* _DATA SHOWN_:
## Start

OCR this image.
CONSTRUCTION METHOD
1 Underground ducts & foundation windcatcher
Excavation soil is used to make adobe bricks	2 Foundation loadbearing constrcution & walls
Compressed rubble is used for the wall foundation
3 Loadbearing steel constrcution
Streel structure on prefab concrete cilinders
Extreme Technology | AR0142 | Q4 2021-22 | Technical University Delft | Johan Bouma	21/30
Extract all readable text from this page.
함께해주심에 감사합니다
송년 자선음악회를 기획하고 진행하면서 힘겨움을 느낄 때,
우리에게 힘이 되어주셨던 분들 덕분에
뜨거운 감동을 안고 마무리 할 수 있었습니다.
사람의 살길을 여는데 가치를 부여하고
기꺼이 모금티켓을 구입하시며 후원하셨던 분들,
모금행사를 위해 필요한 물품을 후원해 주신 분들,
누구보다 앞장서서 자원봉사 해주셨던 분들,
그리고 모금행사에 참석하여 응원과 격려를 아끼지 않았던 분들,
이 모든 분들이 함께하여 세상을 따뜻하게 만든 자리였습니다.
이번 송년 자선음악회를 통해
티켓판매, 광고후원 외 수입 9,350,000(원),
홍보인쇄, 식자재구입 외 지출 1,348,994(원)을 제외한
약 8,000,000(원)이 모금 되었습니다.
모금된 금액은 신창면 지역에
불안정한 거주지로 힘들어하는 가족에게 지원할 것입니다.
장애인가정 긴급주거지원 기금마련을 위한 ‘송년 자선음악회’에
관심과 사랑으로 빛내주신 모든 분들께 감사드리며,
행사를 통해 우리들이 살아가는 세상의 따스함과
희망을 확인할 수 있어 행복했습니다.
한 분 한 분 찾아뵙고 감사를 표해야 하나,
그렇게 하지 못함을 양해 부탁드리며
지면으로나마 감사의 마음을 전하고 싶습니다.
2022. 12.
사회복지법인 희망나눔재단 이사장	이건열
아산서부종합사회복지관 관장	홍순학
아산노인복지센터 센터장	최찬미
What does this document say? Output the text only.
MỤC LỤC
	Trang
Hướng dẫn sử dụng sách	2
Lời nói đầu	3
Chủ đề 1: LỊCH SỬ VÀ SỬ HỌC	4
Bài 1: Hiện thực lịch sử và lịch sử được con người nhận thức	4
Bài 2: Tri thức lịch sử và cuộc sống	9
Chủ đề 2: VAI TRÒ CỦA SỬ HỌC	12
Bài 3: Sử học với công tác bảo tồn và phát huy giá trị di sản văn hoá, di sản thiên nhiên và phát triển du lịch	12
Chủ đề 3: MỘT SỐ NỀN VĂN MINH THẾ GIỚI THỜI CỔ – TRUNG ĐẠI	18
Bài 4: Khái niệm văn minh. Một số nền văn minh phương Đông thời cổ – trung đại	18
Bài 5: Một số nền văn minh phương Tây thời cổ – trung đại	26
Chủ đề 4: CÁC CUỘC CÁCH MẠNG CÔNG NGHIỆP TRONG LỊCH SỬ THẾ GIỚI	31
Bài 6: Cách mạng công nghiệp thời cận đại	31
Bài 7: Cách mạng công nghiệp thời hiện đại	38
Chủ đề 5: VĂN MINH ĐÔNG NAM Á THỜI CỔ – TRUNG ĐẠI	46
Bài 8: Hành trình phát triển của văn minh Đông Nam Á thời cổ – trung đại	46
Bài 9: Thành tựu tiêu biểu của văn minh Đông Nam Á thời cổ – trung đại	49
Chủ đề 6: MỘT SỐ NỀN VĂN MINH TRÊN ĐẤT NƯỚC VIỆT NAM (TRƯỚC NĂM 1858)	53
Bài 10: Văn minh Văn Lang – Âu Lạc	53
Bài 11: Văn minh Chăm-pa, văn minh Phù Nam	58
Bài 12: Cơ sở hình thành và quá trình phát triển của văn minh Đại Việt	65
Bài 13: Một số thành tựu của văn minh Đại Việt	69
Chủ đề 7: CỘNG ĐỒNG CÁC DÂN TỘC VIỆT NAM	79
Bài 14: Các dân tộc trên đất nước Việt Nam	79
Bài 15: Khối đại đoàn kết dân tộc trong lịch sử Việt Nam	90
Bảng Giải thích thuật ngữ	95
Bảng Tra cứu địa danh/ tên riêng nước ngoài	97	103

## End

* _WHAT YOU NEED TO DO_:
Write the material out again word for word.

* _EXERCISE RESULT_:
OCR this image.
CONSTRUCTION METHOD
1 Underground ducts & foundation windcatcher
Excavation soil is used to make adobe bricks	2 Foundation loadbearing constrcution & walls
Compressed rubble is used for the wall foundation
3 Loadbearing steel constrcution
Streel structure on prefab concrete cilinders
Extreme Technology | AR0142 | Q4 2021-22 | Technical University Delft | Johan Bouma	21/30
Extract all readable text from this page.
함께해주심에 감사합니다
송년 자선음악회를 기획하고 진행하면서 힘겨움을 느낄 때,
우리에게 힘이 되어주셨던 분들 덕분에
뜨거운 감동을 안고 마무리 할 수 있었습니다.
사람의 살길을 여는데 가치를 부여하고
기꺼이 모금티켓을 구입하시며 후원하셨던 분들,
모금행사를 위해 필요한 물품을 후원해 주신 분들,
누구보다 앞장서서 자원봉사 해주셨던 분들,
그리고 모금행사에 참석하여 응원과 격려를 아끼지 않았던 분들,
이 모든 분들이 함께하여 세상을 따뜻하게 만든 자리였습니다.
이번 송년 자선음악회를 통해
티켓판매, 광고후원 외 수입 9,350,000(원),
홍보인쇄, 식자재구입 외 지출 1,348,994(원)을 제외한
약 8,000,000(원)이 모금 되었습니다.
모금된 금액은 신창면 지역에
불안정한 거주지로 힘들어하는 가족에게 지원할 것입니다.
장애인가정 긴급주거지원 기금마련을 위한 ‘송년 자선음악회’에
관심과 사랑으로 빛내주신 모든 분들께 감사드리며,
행사를 통해 우리들이 살아가는 세상의 따스함과
희망을 확인할 수 있어 행복했습니다.
한 분 한 분 찾아뵙고 감사를 표해야 하나,
그렇게 하지 못함을 양해 부탁드리며
지면으로나마 감사의 마음을 전하고 싶습니다.
2022. 12.
사회복지법인 희망나눔재단 이사장	이건열
아산서부종합사회복지관 관장	홍순학
아산노인복지센터 센터장	최찬미
What does this document say? Output the text only.
MỤC LỤC
	Trang
Hướng dẫn sử dụng sách	2
Lời nói đầu	3
Chủ đề 1: LỊCH SỬ VÀ SỬ HỌC	4
Bài 1: Hiện thực lịch sử và lịch sử được con người nhận thức	4
Bài 2: Tri thức lịch sử và cuộc sống	9
Chủ đề 2: VAI TRÒ CỦA SỬ HỌC	12
Bài 3: Sử học với công tác bảo tồn và phát huy giá trị di sản văn hoá, di sản thiên nhiên và phát triển du lịch	12
Chủ đề 3: MỘT SỐ NỀN VĂN MINH THẾ GIỚI THỜI CỔ – TRUNG ĐẠI	18
Bài 4: Khái niệm văn minh. Một số nền văn minh phương Đông thời cổ – trung đại	18
Bài 5: Một số nền văn minh phương Tây thời cổ – trung đại	26
Chủ đề 4: CÁC CUỘC CÁCH MẠNG CÔNG NGHIỆP TRONG LỊCH SỬ THẾ GIỚI	31
Bài 6: Cách mạng công nghiệp thời cận đại	31
Bài 7: Cách mạng công nghiệp thời hiện đại	38
Chủ đề 5: VĂN MINH ĐÔNG NAM Á THỜI CỔ – TRUNG ĐẠI	46
Bài 8: Hành trình phát triển của văn minh Đông Nam Á thời cổ – trung đại	46
Bài 9: Thành tựu tiêu biểu của văn minh Đông Nam Á thời cổ – trung đại	49
Chủ đề 6: MỘT SỐ NỀN VĂN MINH TRÊN ĐẤT NƯỚC VIỆT NAM (TRƯỚC NĂM 1858)	53
Bài 10: Văn minh Văn Lang – Âu Lạc	53
Bài 11: Văn minh Chăm-pa, văn minh Phù Nam	58
Bài 12: Cơ sở hình thành và quá trình phát triển của văn minh Đại Việt	65
Bài 13: Một số thành tựu của văn minh Đại Việt	69
Chủ đề 7: CỘNG ĐỒNG CÁC DÂN TỘC VIỆT NAM	79
Bài 14: Các dân tộc trên đất nước Việt Nam	79
Bài 15: Khối đại đoàn kết dân tộc trong lịch sử Việt Nam	90
Bảng Giải thích thuật ngữ	95
Bảng Tra cứu địa danh/ tên riêng nước ngoài	97	103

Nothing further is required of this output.